----- Information supplied -----

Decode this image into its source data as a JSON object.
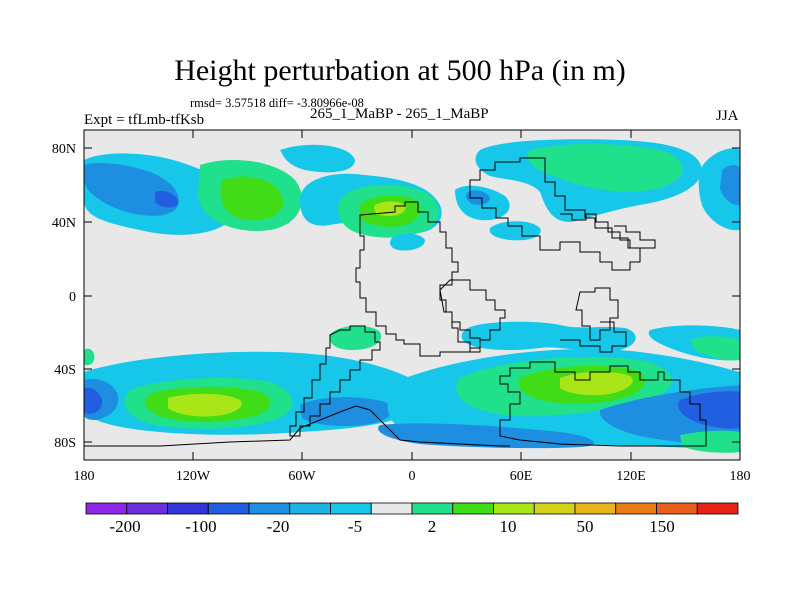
{
  "title": "Height perturbation at 500 hPa (in m)",
  "stats_line": "rmsd= 3.57518 diff= -3.80966e-08",
  "left_subtitle": "Expt = tfLmb-tfKsb",
  "center_subtitle": "265_1_MaBP - 265_1_MaBP",
  "season": "JJA",
  "axes": {
    "lat_labels": [
      "80N",
      "40N",
      "0",
      "40S",
      "80S"
    ],
    "lon_labels": [
      "180",
      "120W",
      "60W",
      "0",
      "60E",
      "120E",
      "180"
    ]
  },
  "colorbar": {
    "colors": [
      "#8f27e8",
      "#6c2ddd",
      "#3435d9",
      "#215fe0",
      "#1d8ee0",
      "#1fb2e6",
      "#16c7ea",
      "#e8e8e8",
      "#20e08c",
      "#40dc18",
      "#a8e618",
      "#d6d21a",
      "#e8b41a",
      "#e87c16",
      "#e85e1c",
      "#e82416"
    ],
    "labels": [
      "-200",
      "-100",
      "-20",
      "-5",
      "2",
      "10",
      "50",
      "150"
    ]
  },
  "colors": {
    "land_background": "#e8e8e8",
    "contour_cyan": "#16c7ea",
    "contour_blue": "#1d8ee0",
    "contour_deep_blue": "#215fe0",
    "contour_green": "#20e08c",
    "contour_lime": "#40dc18",
    "contour_yellowgreen": "#a8e618"
  }
}
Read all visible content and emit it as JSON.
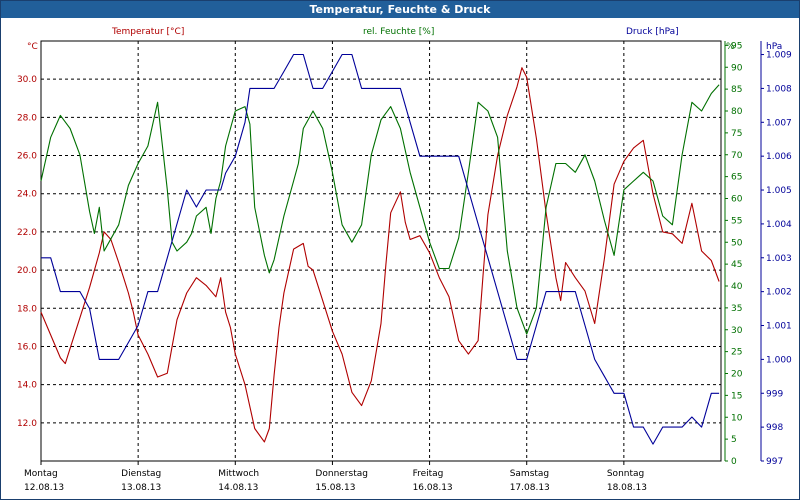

-----

→ **What is required**
Each entry must be retyped word for word, with every image omitted.

→ **Full answer**
Decode this image into its source data as a JSON object.
{
  "title": "Height perturbation at 500 hPa (in m)",
  "stats_line": "rmsd= 3.57518 diff= -3.80966e-08",
  "left_subtitle": "Expt = tfLmb-tfKsb",
  "center_subtitle": "265_1_MaBP - 265_1_MaBP",
  "season": "JJA",
  "axes": {
    "lat_labels": [
      "80N",
      "40N",
      "0",
      "40S",
      "80S"
    ],
    "lon_labels": [
      "180",
      "120W",
      "60W",
      "0",
      "60E",
      "120E",
      "180"
    ]
  },
  "colorbar": {
    "colors": [
      "#8f27e8",
      "#6c2ddd",
      "#3435d9",
      "#215fe0",
      "#1d8ee0",
      "#1fb2e6",
      "#16c7ea",
      "#e8e8e8",
      "#20e08c",
      "#40dc18",
      "#a8e618",
      "#d6d21a",
      "#e8b41a",
      "#e87c16",
      "#e85e1c",
      "#e82416"
    ],
    "labels": [
      "-200",
      "-100",
      "-20",
      "-5",
      "2",
      "10",
      "50",
      "150"
    ]
  },
  "colors": {
    "land_background": "#e8e8e8",
    "contour_cyan": "#16c7ea",
    "contour_blue": "#1d8ee0",
    "contour_deep_blue": "#215fe0",
    "contour_green": "#20e08c",
    "contour_lime": "#40dc18",
    "contour_yellowgreen": "#a8e618"
  }
}
Read all visible content and emit it as JSON.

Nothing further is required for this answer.